TASK INSTRUCTIONS >> Write out the records below word for word, please.

SUPPLIED DATA >>

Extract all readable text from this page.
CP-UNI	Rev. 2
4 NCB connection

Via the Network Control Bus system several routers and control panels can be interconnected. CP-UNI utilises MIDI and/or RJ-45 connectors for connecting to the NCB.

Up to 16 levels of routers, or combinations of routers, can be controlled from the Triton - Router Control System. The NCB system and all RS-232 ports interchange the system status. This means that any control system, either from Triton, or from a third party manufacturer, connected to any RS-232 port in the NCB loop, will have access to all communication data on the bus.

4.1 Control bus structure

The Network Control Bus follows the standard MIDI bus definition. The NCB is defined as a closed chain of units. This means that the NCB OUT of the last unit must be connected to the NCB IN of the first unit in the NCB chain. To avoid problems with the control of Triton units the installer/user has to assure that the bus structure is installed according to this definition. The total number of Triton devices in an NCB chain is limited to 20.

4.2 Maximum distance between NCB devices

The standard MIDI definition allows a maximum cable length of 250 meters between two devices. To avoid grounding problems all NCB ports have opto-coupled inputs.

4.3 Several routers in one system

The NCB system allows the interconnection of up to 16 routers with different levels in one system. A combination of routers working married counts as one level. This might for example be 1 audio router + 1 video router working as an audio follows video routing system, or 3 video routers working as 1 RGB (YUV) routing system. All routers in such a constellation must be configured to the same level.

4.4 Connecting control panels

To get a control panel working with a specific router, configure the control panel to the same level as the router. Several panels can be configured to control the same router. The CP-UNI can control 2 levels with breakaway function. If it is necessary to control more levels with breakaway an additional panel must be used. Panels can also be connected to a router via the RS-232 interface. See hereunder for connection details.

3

EXERCISE SOLUTION >>
Extract all readable text from this page.
CP-UNI	Rev. 2
4 NCB connection

Via the Network Control Bus system several routers and control panels can be interconnected. CP-UNI utilises MIDI and/or RJ-45 connectors for connecting to the NCB.

Up to 16 levels of routers, or combinations of routers, can be controlled from the Triton - Router Control System. The NCB system and all RS-232 ports interchange the system status. This means that any control system, either from Triton, or from a third party manufacturer, connected to any RS-232 port in the NCB loop, will have access to all communication data on the bus.

4.1 Control bus structure

The Network Control Bus follows the standard MIDI bus definition. The NCB is defined as a closed chain of units. This means that the NCB OUT of the last unit must be connected to the NCB IN of the first unit in the NCB chain. To avoid problems with the control of Triton units the installer/user has to assure that the bus structure is installed according to this definition. The total number of Triton devices in an NCB chain is limited to 20.

4.2 Maximum distance between NCB devices

The standard MIDI definition allows a maximum cable length of 250 meters between two devices. To avoid grounding problems all NCB ports have opto-coupled inputs.

4.3 Several routers in one system

The NCB system allows the interconnection of up to 16 routers with different levels in one system. A combination of routers working married counts as one level. This might for example be 1 audio router + 1 video router working as an audio follows video routing system, or 3 video routers working as 1 RGB (YUV) routing system. All routers in such a constellation must be configured to the same level.

4.4 Connecting control panels

To get a control panel working with a specific router, configure the control panel to the same level as the router. Several panels can be configured to control the same router. The CP-UNI can control 2 levels with breakaway function. If it is necessary to control more levels with breakaway an additional panel must be used. Panels can also be connected to a router via the RS-232 interface. See hereunder for connection details.

3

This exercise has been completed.